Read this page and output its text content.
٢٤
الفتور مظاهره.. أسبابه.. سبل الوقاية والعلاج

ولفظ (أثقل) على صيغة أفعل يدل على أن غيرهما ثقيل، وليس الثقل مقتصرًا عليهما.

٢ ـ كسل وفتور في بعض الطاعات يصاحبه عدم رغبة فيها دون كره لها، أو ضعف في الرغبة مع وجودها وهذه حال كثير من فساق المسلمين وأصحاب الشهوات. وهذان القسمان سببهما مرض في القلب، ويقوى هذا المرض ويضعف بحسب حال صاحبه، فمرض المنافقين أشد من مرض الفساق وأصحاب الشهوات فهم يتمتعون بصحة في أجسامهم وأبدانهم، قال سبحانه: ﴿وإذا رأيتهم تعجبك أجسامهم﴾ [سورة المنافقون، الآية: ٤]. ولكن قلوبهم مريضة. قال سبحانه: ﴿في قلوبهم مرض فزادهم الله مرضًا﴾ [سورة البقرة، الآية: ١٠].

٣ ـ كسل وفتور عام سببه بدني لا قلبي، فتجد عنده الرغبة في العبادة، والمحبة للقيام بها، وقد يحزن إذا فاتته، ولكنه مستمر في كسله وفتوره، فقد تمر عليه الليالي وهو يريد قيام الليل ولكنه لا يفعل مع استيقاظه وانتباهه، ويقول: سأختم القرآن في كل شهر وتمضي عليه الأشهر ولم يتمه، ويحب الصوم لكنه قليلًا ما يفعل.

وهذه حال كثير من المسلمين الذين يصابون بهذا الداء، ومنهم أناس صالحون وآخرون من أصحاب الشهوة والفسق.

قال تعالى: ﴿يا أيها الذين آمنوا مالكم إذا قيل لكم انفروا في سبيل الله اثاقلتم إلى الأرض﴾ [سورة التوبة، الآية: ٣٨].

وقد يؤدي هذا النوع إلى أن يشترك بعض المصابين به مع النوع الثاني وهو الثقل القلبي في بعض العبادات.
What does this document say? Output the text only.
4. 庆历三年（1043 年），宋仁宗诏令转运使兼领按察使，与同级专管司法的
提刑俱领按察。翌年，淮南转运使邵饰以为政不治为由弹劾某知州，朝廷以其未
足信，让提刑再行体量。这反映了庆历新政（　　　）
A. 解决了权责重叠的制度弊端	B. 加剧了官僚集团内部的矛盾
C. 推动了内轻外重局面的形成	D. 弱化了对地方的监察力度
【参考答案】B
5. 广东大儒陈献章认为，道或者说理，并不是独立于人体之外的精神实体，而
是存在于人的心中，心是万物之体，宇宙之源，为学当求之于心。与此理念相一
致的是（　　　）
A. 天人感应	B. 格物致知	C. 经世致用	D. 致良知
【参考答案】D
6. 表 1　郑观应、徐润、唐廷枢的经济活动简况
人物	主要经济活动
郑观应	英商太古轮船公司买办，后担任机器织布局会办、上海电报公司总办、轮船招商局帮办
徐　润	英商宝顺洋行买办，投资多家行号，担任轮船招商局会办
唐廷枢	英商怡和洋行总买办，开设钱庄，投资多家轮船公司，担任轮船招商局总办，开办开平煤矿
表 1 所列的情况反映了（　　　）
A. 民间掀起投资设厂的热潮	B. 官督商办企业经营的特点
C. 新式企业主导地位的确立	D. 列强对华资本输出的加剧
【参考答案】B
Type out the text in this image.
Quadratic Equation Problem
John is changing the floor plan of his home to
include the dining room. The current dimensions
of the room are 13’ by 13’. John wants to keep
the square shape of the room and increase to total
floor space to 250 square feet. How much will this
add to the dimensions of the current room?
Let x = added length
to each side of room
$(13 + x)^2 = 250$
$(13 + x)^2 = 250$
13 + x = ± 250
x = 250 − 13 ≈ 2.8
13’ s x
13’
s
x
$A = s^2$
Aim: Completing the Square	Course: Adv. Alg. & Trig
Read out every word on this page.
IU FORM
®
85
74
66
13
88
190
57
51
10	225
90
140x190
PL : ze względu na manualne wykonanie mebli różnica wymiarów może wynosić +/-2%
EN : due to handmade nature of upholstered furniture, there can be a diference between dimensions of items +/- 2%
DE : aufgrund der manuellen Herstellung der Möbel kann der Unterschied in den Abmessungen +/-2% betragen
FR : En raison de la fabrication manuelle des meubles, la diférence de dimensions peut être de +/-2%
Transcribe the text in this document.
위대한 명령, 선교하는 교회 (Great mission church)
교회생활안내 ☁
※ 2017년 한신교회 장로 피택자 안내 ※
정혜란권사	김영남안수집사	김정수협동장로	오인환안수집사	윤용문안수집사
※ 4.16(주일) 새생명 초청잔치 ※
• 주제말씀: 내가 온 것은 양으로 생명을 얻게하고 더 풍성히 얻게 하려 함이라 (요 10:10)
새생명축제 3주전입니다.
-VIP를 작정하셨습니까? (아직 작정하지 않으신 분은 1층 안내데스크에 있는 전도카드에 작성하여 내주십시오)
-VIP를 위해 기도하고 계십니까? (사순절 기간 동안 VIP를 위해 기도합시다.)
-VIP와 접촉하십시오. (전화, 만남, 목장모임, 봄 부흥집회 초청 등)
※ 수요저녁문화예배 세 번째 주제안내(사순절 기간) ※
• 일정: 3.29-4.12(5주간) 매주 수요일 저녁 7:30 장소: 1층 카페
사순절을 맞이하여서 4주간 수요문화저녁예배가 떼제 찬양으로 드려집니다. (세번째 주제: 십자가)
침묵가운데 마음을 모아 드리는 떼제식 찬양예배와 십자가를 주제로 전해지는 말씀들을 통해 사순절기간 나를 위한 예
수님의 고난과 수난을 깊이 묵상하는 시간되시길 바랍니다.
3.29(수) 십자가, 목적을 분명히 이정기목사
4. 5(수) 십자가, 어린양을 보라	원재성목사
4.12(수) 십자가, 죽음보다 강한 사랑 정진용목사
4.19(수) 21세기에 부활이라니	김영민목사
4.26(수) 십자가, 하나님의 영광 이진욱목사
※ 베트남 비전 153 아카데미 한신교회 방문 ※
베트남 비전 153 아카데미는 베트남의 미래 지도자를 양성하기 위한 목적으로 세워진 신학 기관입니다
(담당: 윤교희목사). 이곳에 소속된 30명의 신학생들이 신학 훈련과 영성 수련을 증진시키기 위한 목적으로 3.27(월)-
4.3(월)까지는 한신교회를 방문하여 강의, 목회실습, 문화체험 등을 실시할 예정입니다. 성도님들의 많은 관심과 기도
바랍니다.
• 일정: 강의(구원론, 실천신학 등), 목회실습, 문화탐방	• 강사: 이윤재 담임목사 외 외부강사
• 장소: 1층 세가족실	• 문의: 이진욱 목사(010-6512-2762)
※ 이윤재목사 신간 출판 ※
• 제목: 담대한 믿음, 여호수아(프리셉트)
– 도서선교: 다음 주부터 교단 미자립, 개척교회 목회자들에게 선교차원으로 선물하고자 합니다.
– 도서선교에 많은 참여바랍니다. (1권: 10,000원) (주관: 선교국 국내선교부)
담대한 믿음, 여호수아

Task directions:
Copy every line of the data that holds the string "Read".

Exercise answer:
Read this page and output its text content.
Read out every word on this page.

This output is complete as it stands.